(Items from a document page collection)
::::::::::

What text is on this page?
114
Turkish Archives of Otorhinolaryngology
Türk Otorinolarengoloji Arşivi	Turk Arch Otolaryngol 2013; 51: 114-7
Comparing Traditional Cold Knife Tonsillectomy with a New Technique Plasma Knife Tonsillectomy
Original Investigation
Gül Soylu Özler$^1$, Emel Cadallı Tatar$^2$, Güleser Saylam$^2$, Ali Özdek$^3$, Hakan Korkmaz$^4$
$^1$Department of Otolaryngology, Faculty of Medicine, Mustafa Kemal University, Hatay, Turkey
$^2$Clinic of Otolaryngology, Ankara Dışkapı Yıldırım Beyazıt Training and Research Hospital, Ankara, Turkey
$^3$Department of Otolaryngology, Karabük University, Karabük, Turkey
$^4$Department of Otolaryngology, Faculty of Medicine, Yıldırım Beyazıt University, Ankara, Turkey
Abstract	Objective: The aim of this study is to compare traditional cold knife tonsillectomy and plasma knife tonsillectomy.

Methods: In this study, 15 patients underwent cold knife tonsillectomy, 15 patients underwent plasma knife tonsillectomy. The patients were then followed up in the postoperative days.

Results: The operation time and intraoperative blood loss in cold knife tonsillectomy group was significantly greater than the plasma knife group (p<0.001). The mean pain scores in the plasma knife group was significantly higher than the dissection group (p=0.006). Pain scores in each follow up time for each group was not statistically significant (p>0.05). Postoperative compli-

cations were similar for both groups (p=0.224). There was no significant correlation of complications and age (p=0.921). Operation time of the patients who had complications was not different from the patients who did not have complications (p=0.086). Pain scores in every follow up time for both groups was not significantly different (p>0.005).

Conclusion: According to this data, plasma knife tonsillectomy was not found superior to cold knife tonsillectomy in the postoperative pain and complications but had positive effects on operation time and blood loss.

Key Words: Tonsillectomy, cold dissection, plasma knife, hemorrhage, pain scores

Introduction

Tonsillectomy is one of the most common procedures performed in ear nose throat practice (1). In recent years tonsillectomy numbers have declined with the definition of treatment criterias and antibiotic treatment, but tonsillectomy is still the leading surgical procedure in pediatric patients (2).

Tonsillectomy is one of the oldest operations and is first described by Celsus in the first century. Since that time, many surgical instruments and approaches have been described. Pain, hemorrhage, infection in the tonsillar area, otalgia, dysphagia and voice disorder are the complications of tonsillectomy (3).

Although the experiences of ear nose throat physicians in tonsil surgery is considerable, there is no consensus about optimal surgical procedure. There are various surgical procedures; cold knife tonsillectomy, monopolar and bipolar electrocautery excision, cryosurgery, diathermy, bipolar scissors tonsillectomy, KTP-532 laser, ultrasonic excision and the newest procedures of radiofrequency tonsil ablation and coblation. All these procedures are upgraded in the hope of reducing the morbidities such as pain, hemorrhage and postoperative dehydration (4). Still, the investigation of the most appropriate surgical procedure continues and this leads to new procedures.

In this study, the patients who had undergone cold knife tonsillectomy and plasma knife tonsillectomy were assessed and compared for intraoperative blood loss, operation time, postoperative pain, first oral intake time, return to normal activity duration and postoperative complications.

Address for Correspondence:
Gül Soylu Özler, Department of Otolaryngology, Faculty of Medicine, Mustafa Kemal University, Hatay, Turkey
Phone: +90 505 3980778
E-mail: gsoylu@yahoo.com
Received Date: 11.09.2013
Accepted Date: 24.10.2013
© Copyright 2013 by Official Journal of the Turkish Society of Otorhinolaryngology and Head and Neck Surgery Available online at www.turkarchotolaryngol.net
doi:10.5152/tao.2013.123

::::::::::

» **EXERCISE**: All lines in the entries above that hold the word "Turkey" need to be copied.

» **REPLY**:
$^1$Department of Otolaryngology, Faculty of Medicine, Mustafa Kemal University, Hatay, Turkey
$^2$Clinic of Otolaryngology, Ankara Dışkapı Yıldırım Beyazıt Training and Research Hospital, Ankara, Turkey
$^3$Department of Otolaryngology, Karabük University, Karabük, Turkey
$^4$Department of Otolaryngology, Faculty of Medicine, Yıldırım Beyazıt University, Ankara, Turkey
Gül Soylu Özler, Department of Otolaryngology, Faculty of Medicine, Mustafa Kemal University, Hatay, Turkey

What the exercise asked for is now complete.